** START OF Data listing **
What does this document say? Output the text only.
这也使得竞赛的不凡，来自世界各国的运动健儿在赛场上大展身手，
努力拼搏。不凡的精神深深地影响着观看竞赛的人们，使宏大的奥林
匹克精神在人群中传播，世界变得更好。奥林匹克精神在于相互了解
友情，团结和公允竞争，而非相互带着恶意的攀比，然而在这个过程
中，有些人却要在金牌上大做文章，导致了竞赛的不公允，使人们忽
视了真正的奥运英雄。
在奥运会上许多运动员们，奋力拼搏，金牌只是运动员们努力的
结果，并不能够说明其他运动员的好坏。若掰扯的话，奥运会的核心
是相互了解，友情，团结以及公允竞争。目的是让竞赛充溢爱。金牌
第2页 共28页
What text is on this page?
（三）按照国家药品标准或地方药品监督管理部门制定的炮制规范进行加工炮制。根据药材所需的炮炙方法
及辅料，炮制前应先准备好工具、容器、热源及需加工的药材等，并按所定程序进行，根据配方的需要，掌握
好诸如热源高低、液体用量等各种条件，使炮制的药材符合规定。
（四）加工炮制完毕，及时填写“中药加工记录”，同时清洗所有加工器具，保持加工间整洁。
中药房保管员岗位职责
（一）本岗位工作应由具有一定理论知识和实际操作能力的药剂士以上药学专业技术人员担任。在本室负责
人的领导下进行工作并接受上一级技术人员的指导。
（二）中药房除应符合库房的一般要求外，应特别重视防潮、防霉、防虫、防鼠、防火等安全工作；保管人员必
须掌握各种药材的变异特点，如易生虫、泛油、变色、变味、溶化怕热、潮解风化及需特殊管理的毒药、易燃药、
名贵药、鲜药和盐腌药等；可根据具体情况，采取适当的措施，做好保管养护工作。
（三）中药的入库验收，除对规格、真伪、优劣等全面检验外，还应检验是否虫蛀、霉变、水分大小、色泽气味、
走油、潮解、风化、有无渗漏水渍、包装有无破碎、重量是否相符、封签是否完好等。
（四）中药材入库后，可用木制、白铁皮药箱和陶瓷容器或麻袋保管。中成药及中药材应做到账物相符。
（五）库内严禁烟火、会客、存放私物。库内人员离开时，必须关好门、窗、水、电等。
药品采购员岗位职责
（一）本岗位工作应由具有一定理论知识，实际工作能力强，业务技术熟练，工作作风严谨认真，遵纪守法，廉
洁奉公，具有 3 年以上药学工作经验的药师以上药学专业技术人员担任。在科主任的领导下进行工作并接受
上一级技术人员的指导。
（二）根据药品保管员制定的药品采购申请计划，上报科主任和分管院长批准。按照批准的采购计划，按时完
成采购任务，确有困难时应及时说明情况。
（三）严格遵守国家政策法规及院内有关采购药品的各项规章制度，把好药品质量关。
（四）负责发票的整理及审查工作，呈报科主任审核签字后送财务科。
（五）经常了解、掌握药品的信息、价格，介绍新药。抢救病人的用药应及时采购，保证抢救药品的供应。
** END OF Data listing **
* [Exercise requirements]: For each line of the entries that includes "this", show that line.

* [Written reply]:
What does this document say? Output the text only.
What text is on this page?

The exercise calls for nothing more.